• **Input for this task**:
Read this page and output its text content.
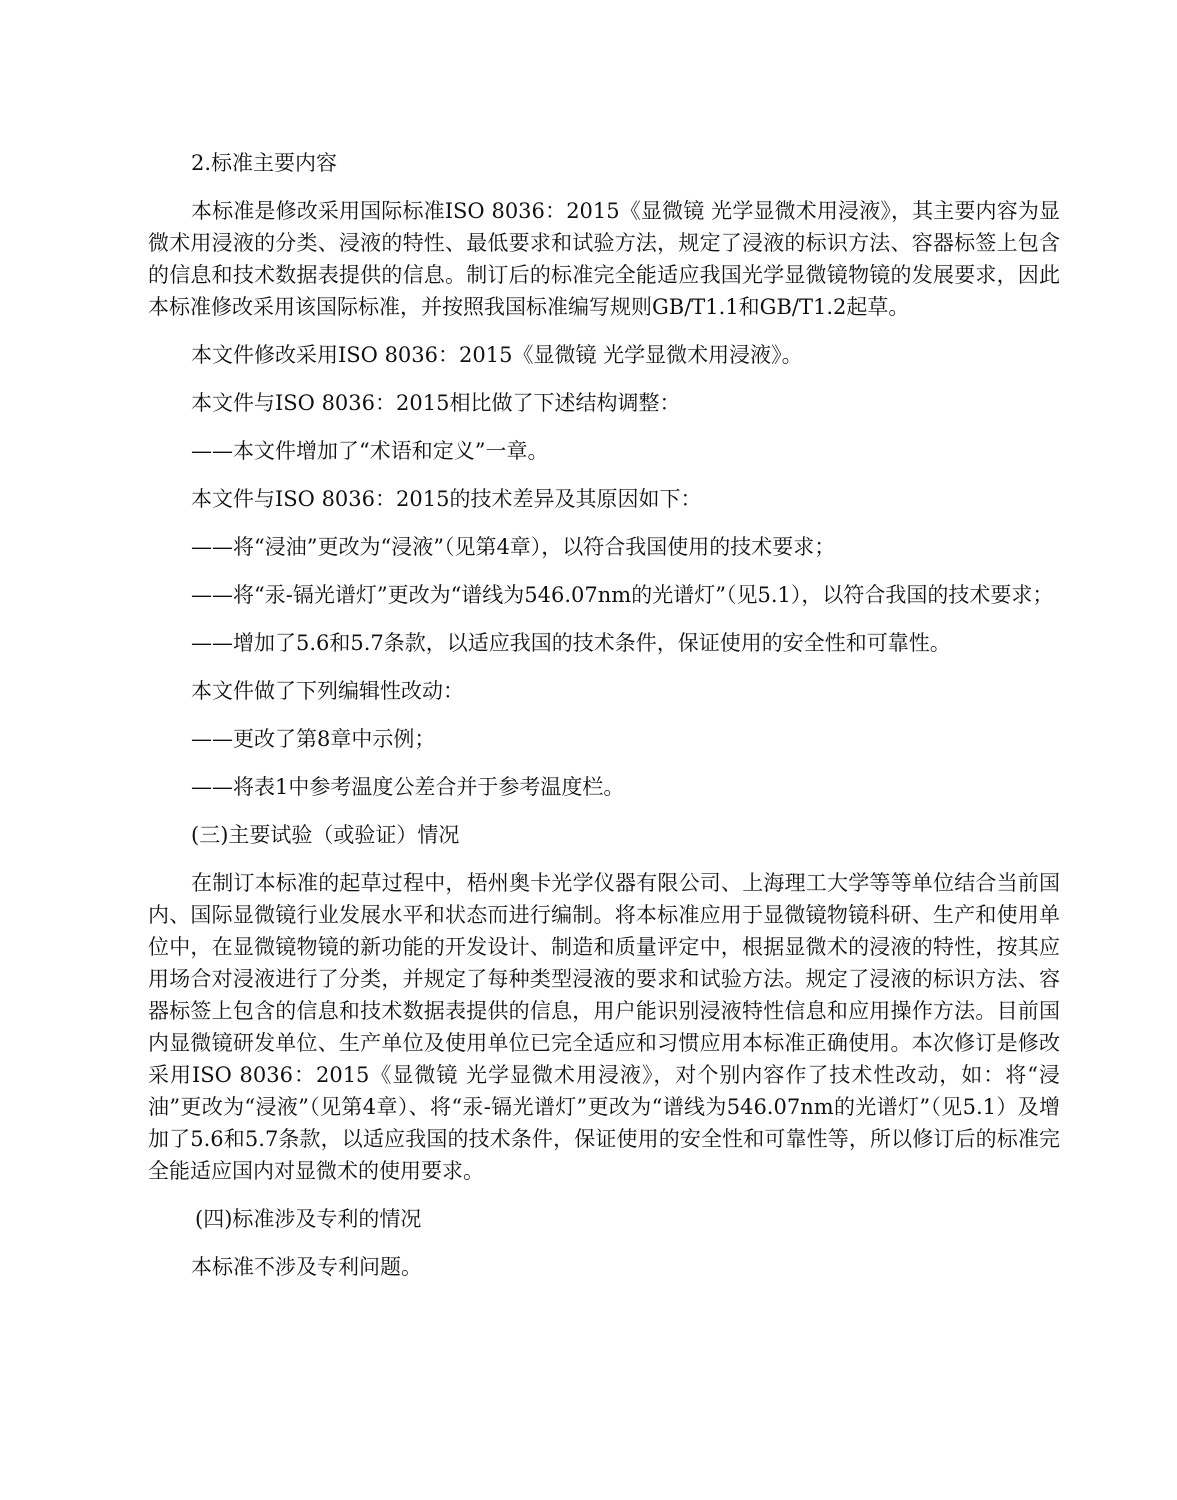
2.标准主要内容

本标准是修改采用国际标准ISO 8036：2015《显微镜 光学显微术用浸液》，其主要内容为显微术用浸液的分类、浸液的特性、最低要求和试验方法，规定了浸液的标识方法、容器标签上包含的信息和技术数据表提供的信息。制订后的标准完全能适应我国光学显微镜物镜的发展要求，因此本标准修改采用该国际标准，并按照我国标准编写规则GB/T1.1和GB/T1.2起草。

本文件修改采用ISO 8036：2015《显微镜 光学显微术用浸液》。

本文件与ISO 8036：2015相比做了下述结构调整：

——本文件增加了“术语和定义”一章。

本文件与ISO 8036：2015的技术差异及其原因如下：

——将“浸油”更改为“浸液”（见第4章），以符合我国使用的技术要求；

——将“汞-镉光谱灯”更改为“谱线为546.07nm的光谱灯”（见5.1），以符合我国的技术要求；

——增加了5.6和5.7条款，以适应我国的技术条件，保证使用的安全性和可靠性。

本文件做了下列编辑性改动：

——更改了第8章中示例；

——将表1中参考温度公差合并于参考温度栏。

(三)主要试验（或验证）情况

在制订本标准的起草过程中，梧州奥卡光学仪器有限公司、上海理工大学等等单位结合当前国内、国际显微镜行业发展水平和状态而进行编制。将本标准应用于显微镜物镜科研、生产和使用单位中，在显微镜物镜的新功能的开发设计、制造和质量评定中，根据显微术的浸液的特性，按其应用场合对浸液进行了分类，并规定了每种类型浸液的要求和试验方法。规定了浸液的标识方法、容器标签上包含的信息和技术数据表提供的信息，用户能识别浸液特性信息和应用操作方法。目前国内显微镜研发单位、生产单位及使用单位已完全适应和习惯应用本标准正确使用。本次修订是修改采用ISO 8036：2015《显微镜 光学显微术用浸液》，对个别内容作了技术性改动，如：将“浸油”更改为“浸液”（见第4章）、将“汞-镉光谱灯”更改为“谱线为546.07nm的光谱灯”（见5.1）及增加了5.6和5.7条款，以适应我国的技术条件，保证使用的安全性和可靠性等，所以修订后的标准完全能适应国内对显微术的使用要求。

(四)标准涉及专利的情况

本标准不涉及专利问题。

---

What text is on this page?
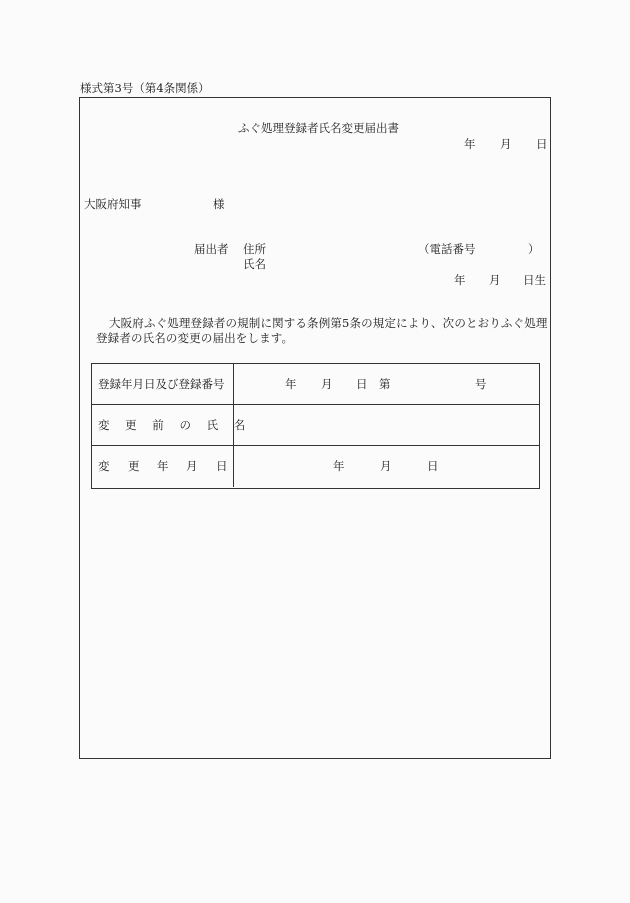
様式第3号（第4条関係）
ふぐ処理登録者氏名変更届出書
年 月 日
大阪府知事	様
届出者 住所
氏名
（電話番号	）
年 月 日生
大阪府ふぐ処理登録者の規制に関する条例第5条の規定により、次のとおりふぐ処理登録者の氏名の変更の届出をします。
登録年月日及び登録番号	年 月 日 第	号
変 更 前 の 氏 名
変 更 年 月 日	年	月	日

• **What the exercise asks**:
Examine the entries and report how many of their lines contain the string "本文件与ISO", giving no more than the number.

• **Written solution**:
2